**GIVEN INSTRUCTION:**
Copy all lines holding the word "true" from the entries.

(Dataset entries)

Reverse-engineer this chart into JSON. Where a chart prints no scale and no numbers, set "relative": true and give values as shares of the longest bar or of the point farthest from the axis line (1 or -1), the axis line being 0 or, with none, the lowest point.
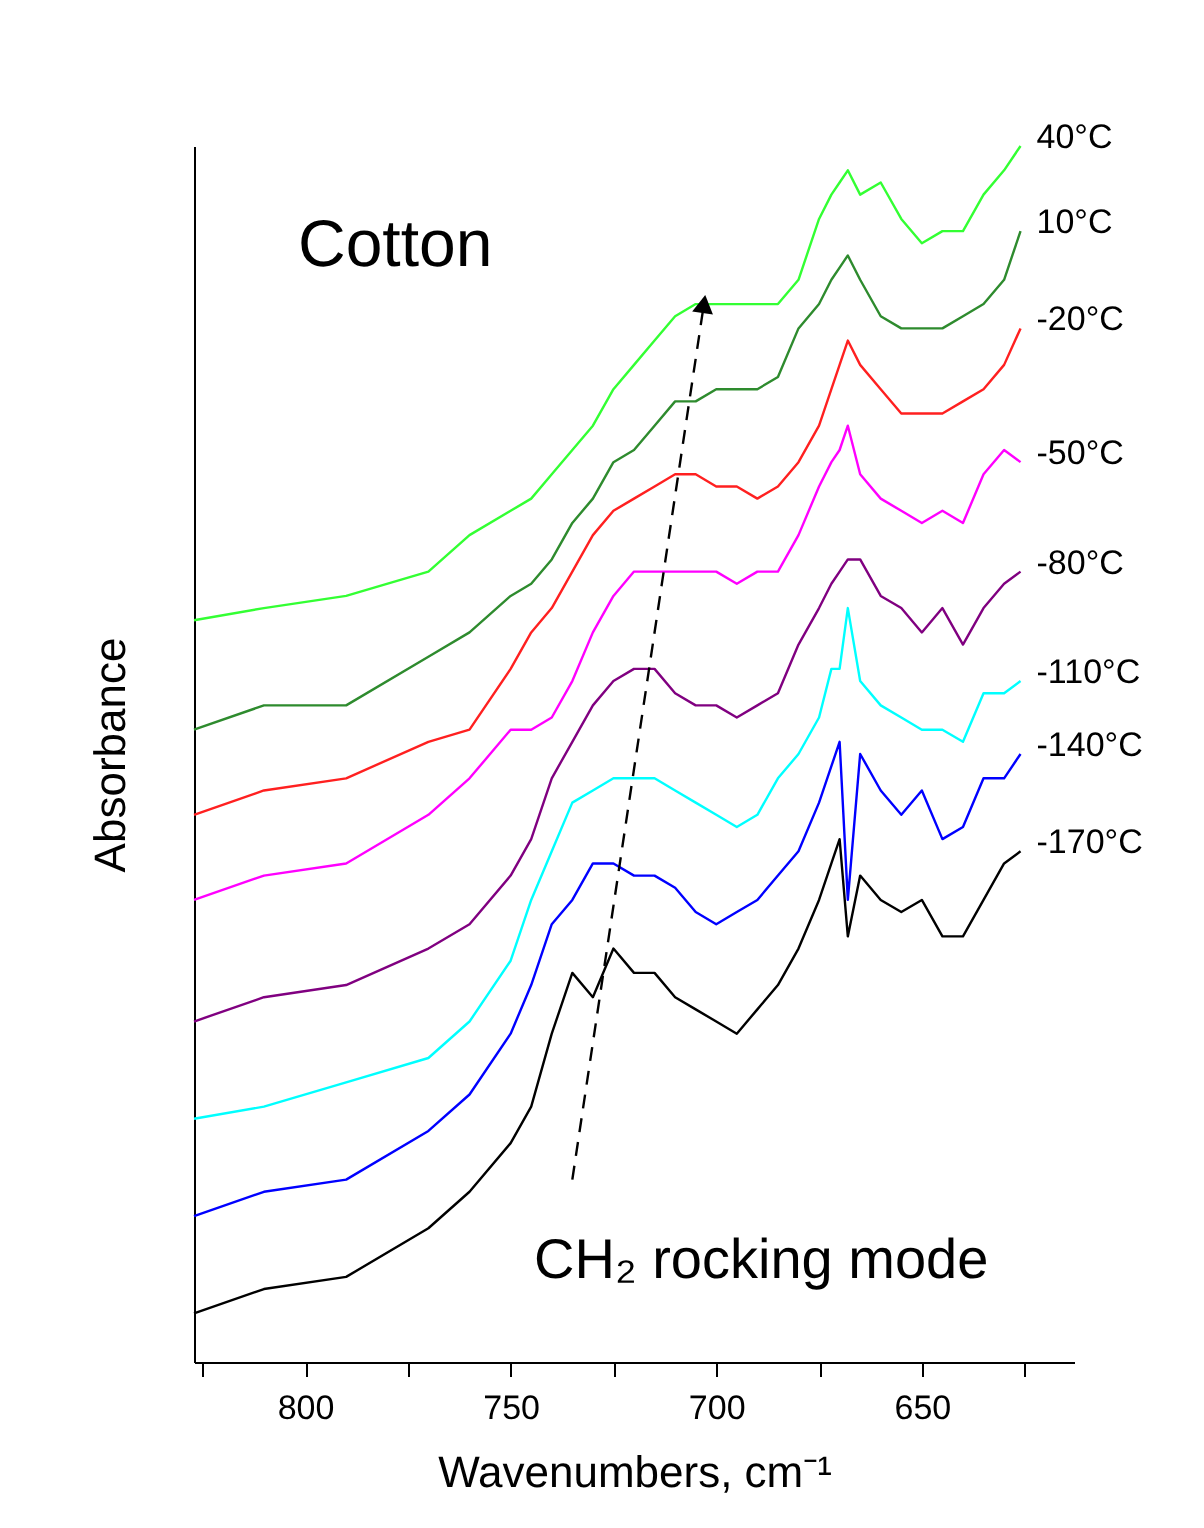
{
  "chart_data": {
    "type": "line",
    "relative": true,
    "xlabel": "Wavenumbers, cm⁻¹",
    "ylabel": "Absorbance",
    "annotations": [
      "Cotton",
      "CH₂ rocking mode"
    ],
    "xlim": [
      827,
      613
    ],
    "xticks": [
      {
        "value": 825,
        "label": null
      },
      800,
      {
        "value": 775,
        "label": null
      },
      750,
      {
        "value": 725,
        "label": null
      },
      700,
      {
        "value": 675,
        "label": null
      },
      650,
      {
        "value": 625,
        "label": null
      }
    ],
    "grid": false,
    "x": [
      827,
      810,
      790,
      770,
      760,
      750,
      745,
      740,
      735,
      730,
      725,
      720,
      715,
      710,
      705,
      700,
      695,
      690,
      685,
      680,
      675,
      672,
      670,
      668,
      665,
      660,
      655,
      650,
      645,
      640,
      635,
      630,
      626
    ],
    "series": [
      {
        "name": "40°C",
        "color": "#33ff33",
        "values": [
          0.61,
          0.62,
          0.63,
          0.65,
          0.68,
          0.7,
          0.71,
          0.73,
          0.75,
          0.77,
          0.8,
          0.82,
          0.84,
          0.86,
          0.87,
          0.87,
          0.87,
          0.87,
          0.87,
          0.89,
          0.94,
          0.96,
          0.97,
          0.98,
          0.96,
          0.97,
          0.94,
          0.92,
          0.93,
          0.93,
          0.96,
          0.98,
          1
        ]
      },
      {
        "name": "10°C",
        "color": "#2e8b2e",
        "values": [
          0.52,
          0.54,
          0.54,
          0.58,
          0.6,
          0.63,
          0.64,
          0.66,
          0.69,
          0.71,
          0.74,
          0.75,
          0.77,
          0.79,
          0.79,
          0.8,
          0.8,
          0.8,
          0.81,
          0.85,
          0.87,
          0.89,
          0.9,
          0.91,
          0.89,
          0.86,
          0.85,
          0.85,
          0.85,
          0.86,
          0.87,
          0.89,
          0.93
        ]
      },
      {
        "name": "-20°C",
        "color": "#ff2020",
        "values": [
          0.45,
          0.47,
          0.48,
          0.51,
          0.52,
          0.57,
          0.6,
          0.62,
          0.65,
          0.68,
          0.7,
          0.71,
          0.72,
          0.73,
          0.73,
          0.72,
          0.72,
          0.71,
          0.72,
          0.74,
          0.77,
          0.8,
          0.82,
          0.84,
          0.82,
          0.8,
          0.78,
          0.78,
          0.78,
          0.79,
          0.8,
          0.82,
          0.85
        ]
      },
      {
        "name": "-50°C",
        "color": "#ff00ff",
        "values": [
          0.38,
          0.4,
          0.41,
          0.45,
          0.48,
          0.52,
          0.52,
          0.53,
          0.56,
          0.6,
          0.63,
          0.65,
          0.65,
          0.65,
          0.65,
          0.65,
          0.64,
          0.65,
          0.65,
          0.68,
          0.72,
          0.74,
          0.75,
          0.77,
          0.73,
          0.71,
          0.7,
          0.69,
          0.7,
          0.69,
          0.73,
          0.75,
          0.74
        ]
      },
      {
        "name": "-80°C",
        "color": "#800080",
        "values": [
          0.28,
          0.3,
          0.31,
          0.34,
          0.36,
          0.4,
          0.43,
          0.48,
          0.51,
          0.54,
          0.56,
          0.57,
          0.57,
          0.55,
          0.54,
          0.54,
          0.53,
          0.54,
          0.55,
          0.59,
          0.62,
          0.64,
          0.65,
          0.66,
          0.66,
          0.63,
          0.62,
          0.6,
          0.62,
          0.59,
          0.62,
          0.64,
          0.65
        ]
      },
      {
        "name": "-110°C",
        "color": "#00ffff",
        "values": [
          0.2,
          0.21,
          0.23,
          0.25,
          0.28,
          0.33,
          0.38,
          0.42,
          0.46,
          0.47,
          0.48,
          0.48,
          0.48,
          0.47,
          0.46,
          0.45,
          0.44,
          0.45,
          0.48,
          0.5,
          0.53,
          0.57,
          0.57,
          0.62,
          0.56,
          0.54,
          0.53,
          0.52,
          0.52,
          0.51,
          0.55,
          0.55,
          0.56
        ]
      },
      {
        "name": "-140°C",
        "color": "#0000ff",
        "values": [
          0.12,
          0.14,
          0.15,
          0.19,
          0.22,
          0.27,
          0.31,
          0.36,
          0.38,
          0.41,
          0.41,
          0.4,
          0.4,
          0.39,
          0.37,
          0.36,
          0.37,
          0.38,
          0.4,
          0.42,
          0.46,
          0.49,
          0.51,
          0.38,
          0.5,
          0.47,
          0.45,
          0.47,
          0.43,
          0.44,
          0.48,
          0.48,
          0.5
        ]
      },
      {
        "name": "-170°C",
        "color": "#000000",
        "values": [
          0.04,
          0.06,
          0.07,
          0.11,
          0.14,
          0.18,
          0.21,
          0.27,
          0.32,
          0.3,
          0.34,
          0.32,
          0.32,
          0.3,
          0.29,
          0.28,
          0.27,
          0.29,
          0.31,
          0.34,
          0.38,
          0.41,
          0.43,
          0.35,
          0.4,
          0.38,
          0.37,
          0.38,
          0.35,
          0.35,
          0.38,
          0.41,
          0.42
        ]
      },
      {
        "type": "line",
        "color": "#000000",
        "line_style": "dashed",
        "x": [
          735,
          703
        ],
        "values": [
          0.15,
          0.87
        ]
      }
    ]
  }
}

**TASK SOLUTION:**
Reverse-engineer this chart into JSON. Where a chart prints no scale and no numbers, set "relative": true and give values as shares of the longest bar or of the point farthest from the axis line (1 or -1), the axis line being 0 or, with none, the lowest point.
    "relative": true,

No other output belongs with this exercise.